[Data entries]
---------------

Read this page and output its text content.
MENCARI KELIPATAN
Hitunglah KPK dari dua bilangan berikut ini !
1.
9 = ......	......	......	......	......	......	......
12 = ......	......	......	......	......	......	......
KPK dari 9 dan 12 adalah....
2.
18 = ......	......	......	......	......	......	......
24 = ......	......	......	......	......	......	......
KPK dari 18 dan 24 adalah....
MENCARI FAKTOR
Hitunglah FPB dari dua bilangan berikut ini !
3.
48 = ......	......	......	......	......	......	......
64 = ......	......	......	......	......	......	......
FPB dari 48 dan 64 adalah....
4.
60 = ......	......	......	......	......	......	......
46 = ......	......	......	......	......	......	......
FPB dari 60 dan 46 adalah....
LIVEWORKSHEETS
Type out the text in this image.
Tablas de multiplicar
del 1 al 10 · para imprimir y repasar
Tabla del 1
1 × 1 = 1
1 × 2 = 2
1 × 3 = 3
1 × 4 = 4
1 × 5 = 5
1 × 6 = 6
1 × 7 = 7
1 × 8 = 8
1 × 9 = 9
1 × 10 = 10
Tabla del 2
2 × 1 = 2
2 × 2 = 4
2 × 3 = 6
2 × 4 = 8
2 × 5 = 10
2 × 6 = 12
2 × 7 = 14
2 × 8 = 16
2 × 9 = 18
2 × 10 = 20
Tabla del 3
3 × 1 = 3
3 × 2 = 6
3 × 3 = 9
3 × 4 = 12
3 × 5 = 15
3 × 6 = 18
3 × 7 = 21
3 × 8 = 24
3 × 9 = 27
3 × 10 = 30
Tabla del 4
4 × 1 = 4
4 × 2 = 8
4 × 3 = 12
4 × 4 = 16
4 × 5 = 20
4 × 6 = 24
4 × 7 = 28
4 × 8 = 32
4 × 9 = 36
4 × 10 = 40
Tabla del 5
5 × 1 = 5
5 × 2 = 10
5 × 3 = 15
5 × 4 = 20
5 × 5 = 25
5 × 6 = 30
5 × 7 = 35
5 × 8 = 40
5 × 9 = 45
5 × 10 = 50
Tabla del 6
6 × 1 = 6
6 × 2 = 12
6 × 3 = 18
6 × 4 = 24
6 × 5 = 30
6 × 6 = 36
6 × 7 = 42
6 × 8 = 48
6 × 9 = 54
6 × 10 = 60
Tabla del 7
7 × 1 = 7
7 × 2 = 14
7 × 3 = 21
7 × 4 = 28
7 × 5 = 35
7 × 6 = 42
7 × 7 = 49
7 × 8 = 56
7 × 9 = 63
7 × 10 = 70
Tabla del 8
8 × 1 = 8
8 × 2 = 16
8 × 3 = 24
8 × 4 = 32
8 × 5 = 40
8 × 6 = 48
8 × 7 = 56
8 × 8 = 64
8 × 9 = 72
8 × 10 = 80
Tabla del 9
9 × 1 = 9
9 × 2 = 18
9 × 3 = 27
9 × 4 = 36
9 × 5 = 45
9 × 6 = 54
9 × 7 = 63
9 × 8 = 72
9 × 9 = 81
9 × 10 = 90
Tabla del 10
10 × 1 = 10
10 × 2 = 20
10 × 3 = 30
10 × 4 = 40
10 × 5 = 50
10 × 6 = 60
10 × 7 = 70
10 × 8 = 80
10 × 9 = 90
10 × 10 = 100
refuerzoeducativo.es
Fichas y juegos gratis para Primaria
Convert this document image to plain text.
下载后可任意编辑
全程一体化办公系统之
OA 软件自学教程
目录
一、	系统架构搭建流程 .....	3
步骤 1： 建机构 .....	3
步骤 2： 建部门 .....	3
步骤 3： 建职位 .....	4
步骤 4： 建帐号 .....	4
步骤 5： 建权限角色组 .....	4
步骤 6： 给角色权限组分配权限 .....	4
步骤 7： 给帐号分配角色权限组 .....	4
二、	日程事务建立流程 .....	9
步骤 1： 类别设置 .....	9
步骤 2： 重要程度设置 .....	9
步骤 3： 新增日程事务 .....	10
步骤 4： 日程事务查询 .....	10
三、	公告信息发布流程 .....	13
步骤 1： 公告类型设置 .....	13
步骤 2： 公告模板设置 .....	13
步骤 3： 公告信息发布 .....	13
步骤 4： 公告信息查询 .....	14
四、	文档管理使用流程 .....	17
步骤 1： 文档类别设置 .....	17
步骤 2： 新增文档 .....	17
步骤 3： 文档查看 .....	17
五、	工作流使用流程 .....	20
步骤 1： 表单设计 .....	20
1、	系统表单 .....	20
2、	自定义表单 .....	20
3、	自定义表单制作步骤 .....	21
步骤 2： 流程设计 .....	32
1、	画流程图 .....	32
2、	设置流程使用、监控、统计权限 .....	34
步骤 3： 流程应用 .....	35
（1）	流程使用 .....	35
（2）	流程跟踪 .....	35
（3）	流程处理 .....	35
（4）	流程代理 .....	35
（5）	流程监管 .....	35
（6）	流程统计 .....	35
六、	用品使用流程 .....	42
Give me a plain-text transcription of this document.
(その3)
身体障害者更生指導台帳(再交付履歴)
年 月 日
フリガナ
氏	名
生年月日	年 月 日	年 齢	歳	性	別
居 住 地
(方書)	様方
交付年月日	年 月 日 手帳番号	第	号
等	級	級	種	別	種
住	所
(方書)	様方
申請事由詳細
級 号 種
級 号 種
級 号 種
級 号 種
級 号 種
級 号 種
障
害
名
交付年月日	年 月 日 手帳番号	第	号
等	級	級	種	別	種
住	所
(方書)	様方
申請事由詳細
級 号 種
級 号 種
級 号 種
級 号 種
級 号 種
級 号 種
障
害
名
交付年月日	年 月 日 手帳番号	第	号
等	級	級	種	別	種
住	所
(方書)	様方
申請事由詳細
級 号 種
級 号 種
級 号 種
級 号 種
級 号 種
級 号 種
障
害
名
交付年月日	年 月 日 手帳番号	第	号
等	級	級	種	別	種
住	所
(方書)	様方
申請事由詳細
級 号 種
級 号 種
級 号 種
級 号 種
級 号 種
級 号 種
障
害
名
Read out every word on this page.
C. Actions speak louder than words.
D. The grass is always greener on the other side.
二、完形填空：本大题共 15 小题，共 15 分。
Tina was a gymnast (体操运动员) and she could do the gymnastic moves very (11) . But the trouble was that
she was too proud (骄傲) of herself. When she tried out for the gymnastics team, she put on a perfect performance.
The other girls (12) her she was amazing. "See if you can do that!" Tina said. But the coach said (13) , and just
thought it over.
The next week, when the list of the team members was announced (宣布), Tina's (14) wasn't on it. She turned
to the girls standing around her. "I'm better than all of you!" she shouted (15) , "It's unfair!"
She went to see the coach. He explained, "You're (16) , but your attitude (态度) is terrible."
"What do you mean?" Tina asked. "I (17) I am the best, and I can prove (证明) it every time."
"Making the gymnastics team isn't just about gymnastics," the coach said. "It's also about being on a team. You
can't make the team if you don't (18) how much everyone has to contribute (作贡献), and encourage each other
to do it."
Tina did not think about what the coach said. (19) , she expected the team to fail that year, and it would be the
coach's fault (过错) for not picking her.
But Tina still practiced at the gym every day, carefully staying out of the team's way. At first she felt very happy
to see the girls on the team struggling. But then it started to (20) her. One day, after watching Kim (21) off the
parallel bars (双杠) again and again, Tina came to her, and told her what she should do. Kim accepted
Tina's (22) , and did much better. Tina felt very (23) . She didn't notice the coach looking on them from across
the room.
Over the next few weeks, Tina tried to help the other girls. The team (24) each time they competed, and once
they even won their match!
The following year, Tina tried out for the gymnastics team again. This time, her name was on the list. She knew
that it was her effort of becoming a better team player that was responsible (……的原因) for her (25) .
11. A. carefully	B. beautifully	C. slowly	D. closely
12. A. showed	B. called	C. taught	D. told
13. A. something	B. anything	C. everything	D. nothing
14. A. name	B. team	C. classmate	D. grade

---------------

All of the entries need to be reproduced exactly; please write them out.

Read this page and output its text content.
MENCARI KELIPATAN
Hitunglah KPK dari dua bilangan berikut ini !
1.
9 = ......	......	......	......	......	......	......
12 = ......	......	......	......	......	......	......
KPK dari 9 dan 12 adalah....
2.
18 = ......	......	......	......	......	......	......
24 = ......	......	......	......	......	......	......
KPK dari 18 dan 24 adalah....
MENCARI FAKTOR
Hitunglah FPB dari dua bilangan berikut ini !
3.
48 = ......	......	......	......	......	......	......
64 = ......	......	......	......	......	......	......
FPB dari 48 dan 64 adalah....
4.
60 = ......	......	......	......	......	......	......
46 = ......	......	......	......	......	......	......
FPB dari 60 dan 46 adalah....
LIVEWORKSHEETS
Type out the text in this image.
Tablas de multiplicar
del 1 al 10 · para imprimir y repasar
Tabla del 1
1 × 1 = 1
1 × 2 = 2
1 × 3 = 3
1 × 4 = 4
1 × 5 = 5
1 × 6 = 6
1 × 7 = 7
1 × 8 = 8
1 × 9 = 9
1 × 10 = 10
Tabla del 2
2 × 1 = 2
2 × 2 = 4
2 × 3 = 6
2 × 4 = 8
2 × 5 = 10
2 × 6 = 12
2 × 7 = 14
2 × 8 = 16
2 × 9 = 18
2 × 10 = 20
Tabla del 3
3 × 1 = 3
3 × 2 = 6
3 × 3 = 9
3 × 4 = 12
3 × 5 = 15
3 × 6 = 18
3 × 7 = 21
3 × 8 = 24
3 × 9 = 27
3 × 10 = 30
Tabla del 4
4 × 1 = 4
4 × 2 = 8
4 × 3 = 12
4 × 4 = 16
4 × 5 = 20
4 × 6 = 24
4 × 7 = 28
4 × 8 = 32
4 × 9 = 36
4 × 10 = 40
Tabla del 5
5 × 1 = 5
5 × 2 = 10
5 × 3 = 15
5 × 4 = 20
5 × 5 = 25
5 × 6 = 30
5 × 7 = 35
5 × 8 = 40
5 × 9 = 45
5 × 10 = 50
Tabla del 6
6 × 1 = 6
6 × 2 = 12
6 × 3 = 18
6 × 4 = 24
6 × 5 = 30
6 × 6 = 36
6 × 7 = 42
6 × 8 = 48
6 × 9 = 54
6 × 10 = 60
Tabla del 7
7 × 1 = 7
7 × 2 = 14
7 × 3 = 21
7 × 4 = 28
7 × 5 = 35
7 × 6 = 42
7 × 7 = 49
7 × 8 = 56
7 × 9 = 63
7 × 10 = 70
Tabla del 8
8 × 1 = 8
8 × 2 = 16
8 × 3 = 24
8 × 4 = 32
8 × 5 = 40
8 × 6 = 48
8 × 7 = 56
8 × 8 = 64
8 × 9 = 72
8 × 10 = 80
Tabla del 9
9 × 1 = 9
9 × 2 = 18
9 × 3 = 27
9 × 4 = 36
9 × 5 = 45
9 × 6 = 54
9 × 7 = 63
9 × 8 = 72
9 × 9 = 81
9 × 10 = 90
Tabla del 10
10 × 1 = 10
10 × 2 = 20
10 × 3 = 30
10 × 4 = 40
10 × 5 = 50
10 × 6 = 60
10 × 7 = 70
10 × 8 = 80
10 × 9 = 90
10 × 10 = 100
refuerzoeducativo.es
Fichas y juegos gratis para Primaria
Convert this document image to plain text.
下载后可任意编辑
全程一体化办公系统之
OA 软件自学教程
目录
一、	系统架构搭建流程 .....	3
步骤 1： 建机构 .....	3
步骤 2： 建部门 .....	3
步骤 3： 建职位 .....	4
步骤 4： 建帐号 .....	4
步骤 5： 建权限角色组 .....	4
步骤 6： 给角色权限组分配权限 .....	4
步骤 7： 给帐号分配角色权限组 .....	4
二、	日程事务建立流程 .....	9
步骤 1： 类别设置 .....	9
步骤 2： 重要程度设置 .....	9
步骤 3： 新增日程事务 .....	10
步骤 4： 日程事务查询 .....	10
三、	公告信息发布流程 .....	13
步骤 1： 公告类型设置 .....	13
步骤 2： 公告模板设置 .....	13
步骤 3： 公告信息发布 .....	13
步骤 4： 公告信息查询 .....	14
四、	文档管理使用流程 .....	17
步骤 1： 文档类别设置 .....	17
步骤 2： 新增文档 .....	17
步骤 3： 文档查看 .....	17
五、	工作流使用流程 .....	20
步骤 1： 表单设计 .....	20
1、	系统表单 .....	20
2、	自定义表单 .....	20
3、	自定义表单制作步骤 .....	21
步骤 2： 流程设计 .....	32
1、	画流程图 .....	32
2、	设置流程使用、监控、统计权限 .....	34
步骤 3： 流程应用 .....	35
（1）	流程使用 .....	35
（2）	流程跟踪 .....	35
（3）	流程处理 .....	35
（4）	流程代理 .....	35
（5）	流程监管 .....	35
（6）	流程统计 .....	35
六、	用品使用流程 .....	42
Give me a plain-text transcription of this document.
(その3)
身体障害者更生指導台帳(再交付履歴)
年 月 日
フリガナ
氏	名
生年月日	年 月 日	年 齢	歳	性	別
居 住 地
(方書)	様方
交付年月日	年 月 日 手帳番号	第	号
等	級	級	種	別	種
住	所
(方書)	様方
申請事由詳細
級 号 種
級 号 種
級 号 種
級 号 種
級 号 種
級 号 種
障
害
名
交付年月日	年 月 日 手帳番号	第	号
等	級	級	種	別	種
住	所
(方書)	様方
申請事由詳細
級 号 種
級 号 種
級 号 種
級 号 種
級 号 種
級 号 種
障
害
名
交付年月日	年 月 日 手帳番号	第	号
等	級	級	種	別	種
住	所
(方書)	様方
申請事由詳細
級 号 種
級 号 種
級 号 種
級 号 種
級 号 種
級 号 種
障
害
名
交付年月日	年 月 日 手帳番号	第	号
等	級	級	種	別	種
住	所
(方書)	様方
申請事由詳細
級 号 種
級 号 種
級 号 種
級 号 種
級 号 種
級 号 種
障
害
名
Read out every word on this page.
C. Actions speak louder than words.
D. The grass is always greener on the other side.
二、完形填空：本大题共 15 小题，共 15 分。
Tina was a gymnast (体操运动员) and she could do the gymnastic moves very (11) . But the trouble was that
she was too proud (骄傲) of herself. When she tried out for the gymnastics team, she put on a perfect performance.
The other girls (12) her she was amazing. "See if you can do that!" Tina said. But the coach said (13) , and just
thought it over.
The next week, when the list of the team members was announced (宣布), Tina's (14) wasn't on it. She turned
to the girls standing around her. "I'm better than all of you!" she shouted (15) , "It's unfair!"
She went to see the coach. He explained, "You're (16) , but your attitude (态度) is terrible."
"What do you mean?" Tina asked. "I (17) I am the best, and I can prove (证明) it every time."
"Making the gymnastics team isn't just about gymnastics," the coach said. "It's also about being on a team. You
can't make the team if you don't (18) how much everyone has to contribute (作贡献), and encourage each other
to do it."
Tina did not think about what the coach said. (19) , she expected the team to fail that year, and it would be the
coach's fault (过错) for not picking her.
But Tina still practiced at the gym every day, carefully staying out of the team's way. At first she felt very happy
to see the girls on the team struggling. But then it started to (20) her. One day, after watching Kim (21) off the
parallel bars (双杠) again and again, Tina came to her, and told her what she should do. Kim accepted
Tina's (22) , and did much better. Tina felt very (23) . She didn't notice the coach looking on them from across
the room.
Over the next few weeks, Tina tried to help the other girls. The team (24) each time they competed, and once
they even won their match!
The following year, Tina tried out for the gymnastics team again. This time, her name was on the list. She knew
that it was her effort of becoming a better team player that was responsible (……的原因) for her (25) .
11. A. carefully	B. beautifully	C. slowly	D. closely
12. A. showed	B. called	C. taught	D. told
13. A. something	B. anything	C. everything	D. nothing
14. A. name	B. team	C. classmate	D. grade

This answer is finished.